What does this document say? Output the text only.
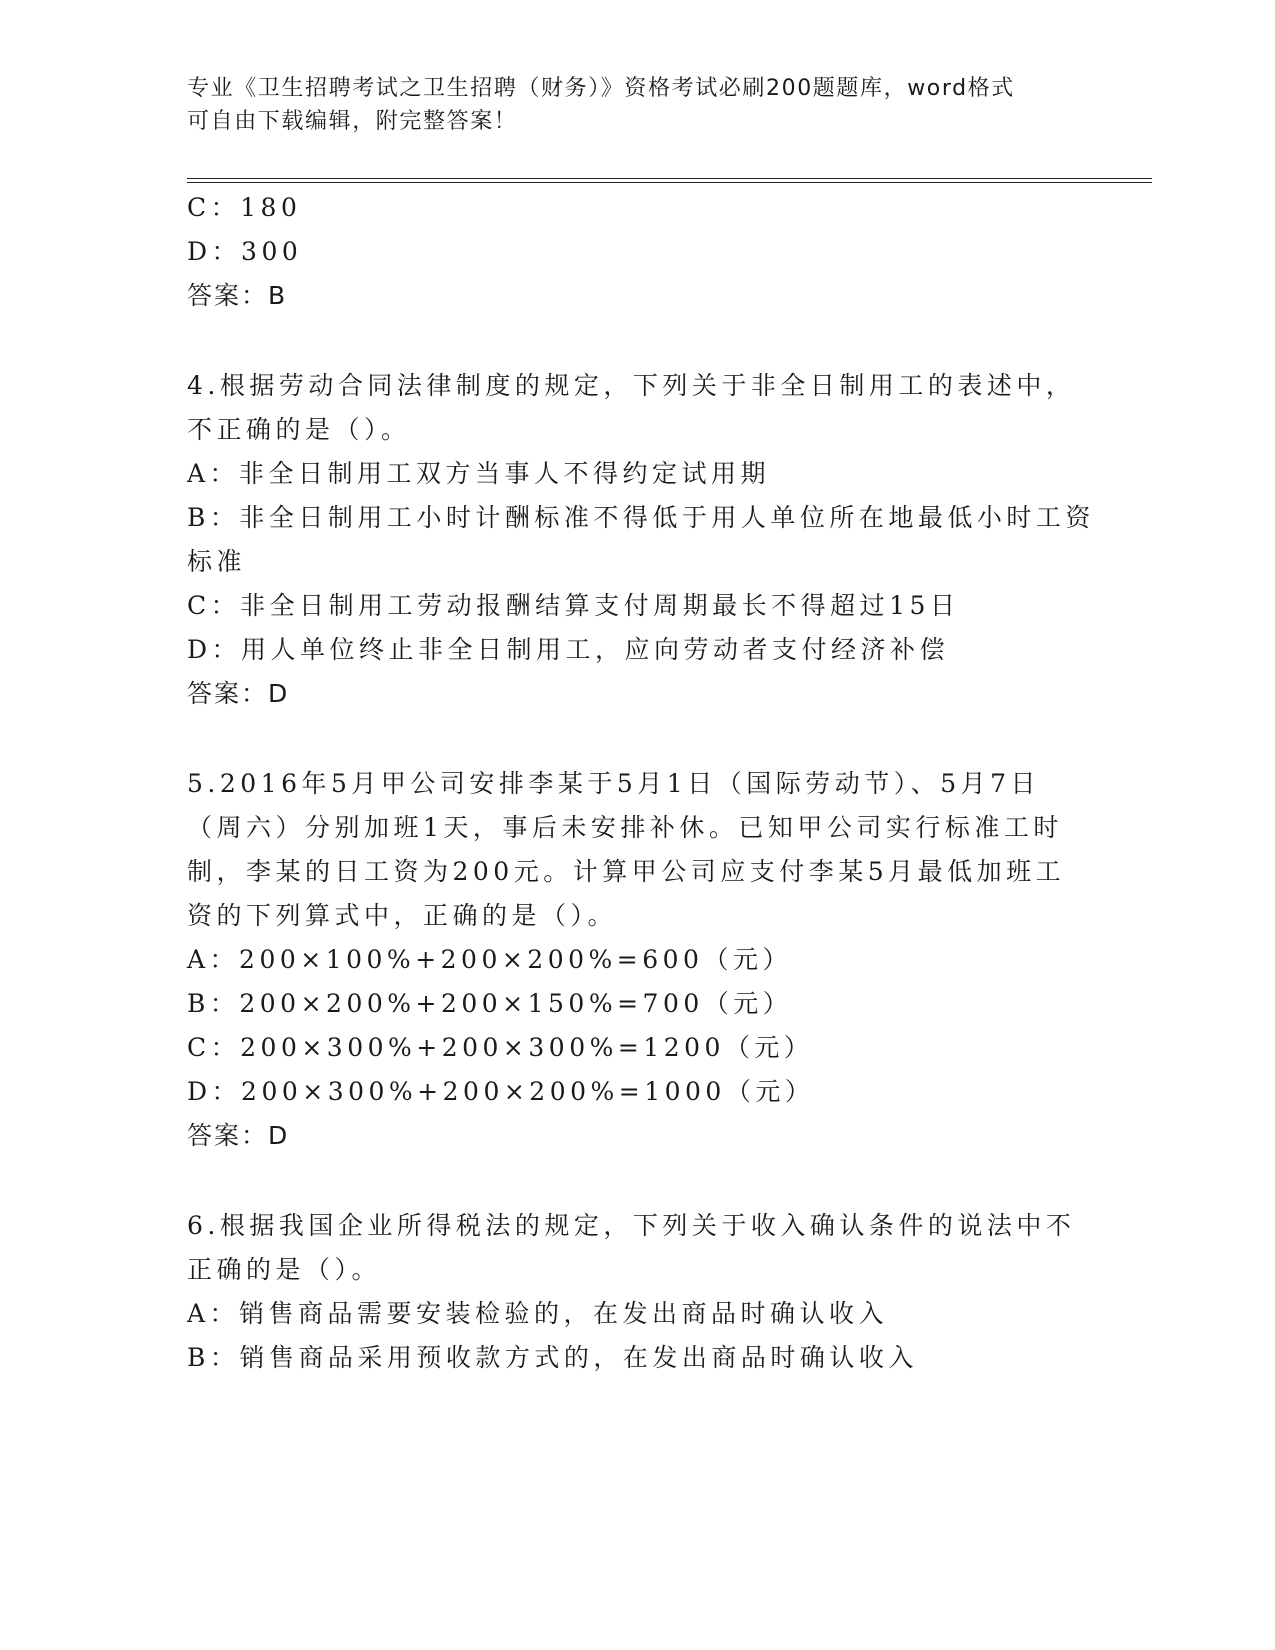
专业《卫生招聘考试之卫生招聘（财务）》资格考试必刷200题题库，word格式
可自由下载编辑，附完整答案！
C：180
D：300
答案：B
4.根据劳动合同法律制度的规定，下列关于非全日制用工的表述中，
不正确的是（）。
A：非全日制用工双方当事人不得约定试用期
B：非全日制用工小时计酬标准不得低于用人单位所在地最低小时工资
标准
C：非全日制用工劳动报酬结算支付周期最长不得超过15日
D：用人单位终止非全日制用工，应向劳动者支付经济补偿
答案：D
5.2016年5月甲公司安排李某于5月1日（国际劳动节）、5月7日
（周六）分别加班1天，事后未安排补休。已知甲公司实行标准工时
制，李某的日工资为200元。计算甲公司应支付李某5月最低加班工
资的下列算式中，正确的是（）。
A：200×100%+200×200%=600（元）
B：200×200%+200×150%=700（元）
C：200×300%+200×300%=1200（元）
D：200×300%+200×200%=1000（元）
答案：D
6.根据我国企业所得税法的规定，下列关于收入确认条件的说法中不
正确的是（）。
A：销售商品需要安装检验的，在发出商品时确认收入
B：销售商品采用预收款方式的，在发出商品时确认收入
============
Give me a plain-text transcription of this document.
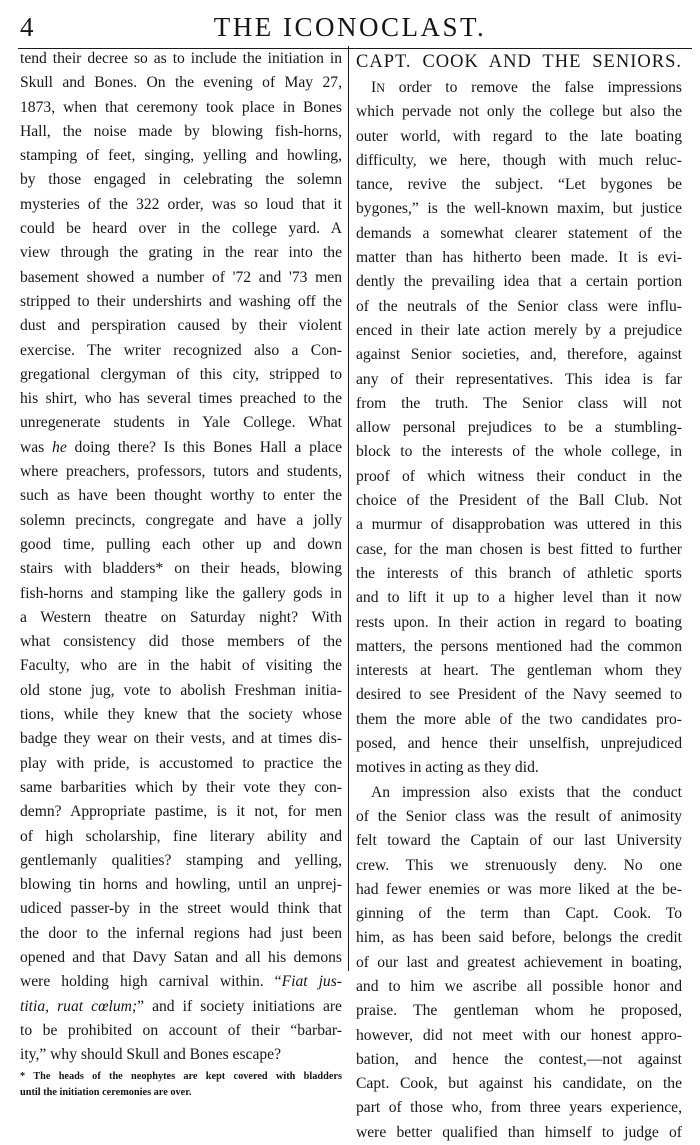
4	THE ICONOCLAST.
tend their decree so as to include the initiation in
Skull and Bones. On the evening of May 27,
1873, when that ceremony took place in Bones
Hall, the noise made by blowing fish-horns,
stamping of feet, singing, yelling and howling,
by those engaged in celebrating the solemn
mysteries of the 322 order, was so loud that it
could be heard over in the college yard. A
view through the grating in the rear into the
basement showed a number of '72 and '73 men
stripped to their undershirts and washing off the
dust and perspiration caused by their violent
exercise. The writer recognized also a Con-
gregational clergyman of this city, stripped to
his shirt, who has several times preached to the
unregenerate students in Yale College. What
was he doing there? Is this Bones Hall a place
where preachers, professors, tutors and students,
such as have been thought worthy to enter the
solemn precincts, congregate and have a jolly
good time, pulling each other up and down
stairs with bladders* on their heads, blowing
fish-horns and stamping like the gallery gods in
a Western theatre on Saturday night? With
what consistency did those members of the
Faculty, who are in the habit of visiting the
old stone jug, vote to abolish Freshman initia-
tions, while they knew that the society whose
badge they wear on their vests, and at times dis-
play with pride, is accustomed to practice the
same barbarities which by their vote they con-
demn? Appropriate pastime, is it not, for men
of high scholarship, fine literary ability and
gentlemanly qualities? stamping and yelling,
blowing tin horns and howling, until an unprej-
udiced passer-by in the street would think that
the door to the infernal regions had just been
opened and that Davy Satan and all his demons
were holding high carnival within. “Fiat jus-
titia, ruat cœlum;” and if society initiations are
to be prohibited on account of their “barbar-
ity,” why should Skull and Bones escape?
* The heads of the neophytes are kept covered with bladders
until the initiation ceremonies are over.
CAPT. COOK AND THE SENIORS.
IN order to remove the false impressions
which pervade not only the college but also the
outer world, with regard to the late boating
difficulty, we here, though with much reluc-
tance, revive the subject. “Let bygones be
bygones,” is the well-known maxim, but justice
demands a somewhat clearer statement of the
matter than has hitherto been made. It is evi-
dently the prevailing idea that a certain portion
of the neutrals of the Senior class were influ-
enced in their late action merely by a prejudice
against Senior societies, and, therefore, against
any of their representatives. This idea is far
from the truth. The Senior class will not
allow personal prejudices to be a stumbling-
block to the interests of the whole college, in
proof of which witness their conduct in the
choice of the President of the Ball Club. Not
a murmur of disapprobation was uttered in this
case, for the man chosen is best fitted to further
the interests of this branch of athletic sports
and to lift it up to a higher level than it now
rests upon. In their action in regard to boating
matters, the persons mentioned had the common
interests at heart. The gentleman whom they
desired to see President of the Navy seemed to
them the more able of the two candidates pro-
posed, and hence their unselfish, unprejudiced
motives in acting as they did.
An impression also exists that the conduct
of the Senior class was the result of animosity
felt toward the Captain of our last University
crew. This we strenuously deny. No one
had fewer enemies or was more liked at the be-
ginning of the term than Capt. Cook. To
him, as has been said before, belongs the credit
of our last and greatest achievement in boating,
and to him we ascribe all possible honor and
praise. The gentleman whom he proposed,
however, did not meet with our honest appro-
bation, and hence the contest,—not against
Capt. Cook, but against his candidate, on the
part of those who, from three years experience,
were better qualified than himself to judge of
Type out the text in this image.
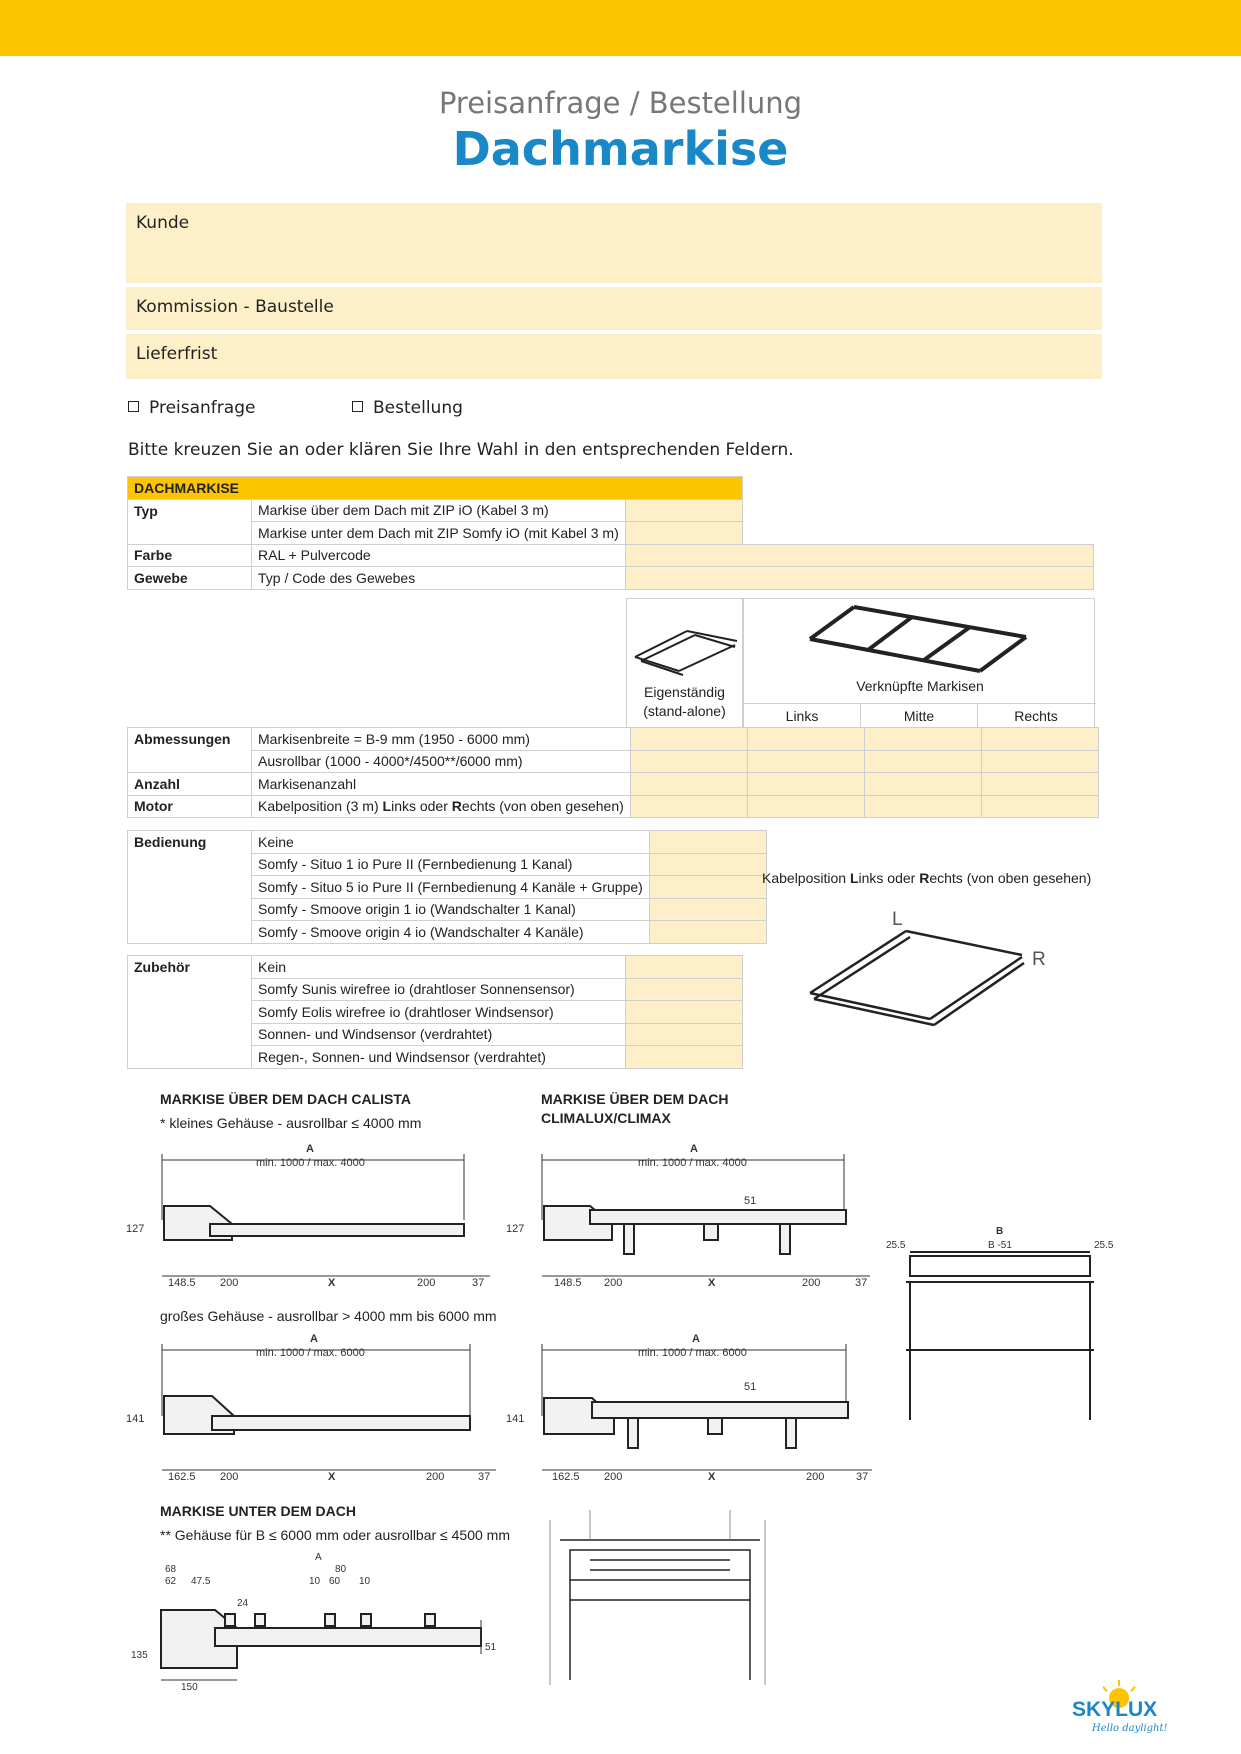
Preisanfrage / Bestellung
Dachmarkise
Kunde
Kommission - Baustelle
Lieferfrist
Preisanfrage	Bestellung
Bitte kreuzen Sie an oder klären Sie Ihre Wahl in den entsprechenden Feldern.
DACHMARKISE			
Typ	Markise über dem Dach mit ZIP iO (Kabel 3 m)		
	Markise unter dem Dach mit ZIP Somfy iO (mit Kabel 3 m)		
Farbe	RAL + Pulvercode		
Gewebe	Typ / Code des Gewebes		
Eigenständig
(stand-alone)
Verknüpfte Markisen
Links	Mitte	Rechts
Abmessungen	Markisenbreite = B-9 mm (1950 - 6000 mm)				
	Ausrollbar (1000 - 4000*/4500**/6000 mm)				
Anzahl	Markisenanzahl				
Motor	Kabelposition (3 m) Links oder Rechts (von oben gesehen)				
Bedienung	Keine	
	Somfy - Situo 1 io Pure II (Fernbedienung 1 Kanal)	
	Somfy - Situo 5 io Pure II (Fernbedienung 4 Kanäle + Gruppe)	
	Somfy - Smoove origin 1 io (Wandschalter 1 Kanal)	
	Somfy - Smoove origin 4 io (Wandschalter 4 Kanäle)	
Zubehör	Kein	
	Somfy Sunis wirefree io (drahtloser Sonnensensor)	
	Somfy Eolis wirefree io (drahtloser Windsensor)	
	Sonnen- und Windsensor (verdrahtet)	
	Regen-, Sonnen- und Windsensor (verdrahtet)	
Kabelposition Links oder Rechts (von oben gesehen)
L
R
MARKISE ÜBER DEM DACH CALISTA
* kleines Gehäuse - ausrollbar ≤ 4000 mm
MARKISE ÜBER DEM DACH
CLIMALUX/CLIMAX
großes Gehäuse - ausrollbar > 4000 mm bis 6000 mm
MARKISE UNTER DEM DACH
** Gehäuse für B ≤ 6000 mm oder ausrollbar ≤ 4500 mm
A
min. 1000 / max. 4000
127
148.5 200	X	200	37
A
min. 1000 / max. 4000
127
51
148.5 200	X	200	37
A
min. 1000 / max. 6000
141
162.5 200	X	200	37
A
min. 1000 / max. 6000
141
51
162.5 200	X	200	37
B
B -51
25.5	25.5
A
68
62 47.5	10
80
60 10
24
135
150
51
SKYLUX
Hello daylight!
============
## Problem
Your task is to list each line of the records with the word "stamping".

## Complete response
stamping of feet, singing, yelling and howling,
fish-horns and stamping like the gallery gods in
gentlemanly qualities? stamping and yelling,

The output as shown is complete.